Given task:
Give the number of lines in this listing that contain the word "Bottle", and nothing else.

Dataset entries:
□ □ □ □ □ □ □
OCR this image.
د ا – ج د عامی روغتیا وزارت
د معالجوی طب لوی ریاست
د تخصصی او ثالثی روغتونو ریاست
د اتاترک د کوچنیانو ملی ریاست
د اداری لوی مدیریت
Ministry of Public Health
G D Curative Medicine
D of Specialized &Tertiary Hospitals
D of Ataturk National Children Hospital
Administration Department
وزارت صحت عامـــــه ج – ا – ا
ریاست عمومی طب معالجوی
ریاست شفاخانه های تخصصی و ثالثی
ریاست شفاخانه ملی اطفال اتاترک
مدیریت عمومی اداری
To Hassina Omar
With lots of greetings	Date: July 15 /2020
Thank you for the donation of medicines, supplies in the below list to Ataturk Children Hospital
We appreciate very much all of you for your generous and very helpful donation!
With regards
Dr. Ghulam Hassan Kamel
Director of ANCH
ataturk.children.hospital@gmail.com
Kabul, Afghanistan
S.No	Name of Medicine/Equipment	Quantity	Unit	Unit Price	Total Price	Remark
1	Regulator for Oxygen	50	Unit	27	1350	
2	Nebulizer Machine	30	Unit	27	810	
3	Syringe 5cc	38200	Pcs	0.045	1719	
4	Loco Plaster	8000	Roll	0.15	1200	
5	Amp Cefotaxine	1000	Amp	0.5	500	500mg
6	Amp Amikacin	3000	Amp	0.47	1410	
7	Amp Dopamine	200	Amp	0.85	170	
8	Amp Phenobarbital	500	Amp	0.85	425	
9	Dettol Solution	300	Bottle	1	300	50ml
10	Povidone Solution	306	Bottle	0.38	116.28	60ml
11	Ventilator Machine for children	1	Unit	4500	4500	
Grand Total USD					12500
□ □ □ □ □ □ □
Output for this task:
2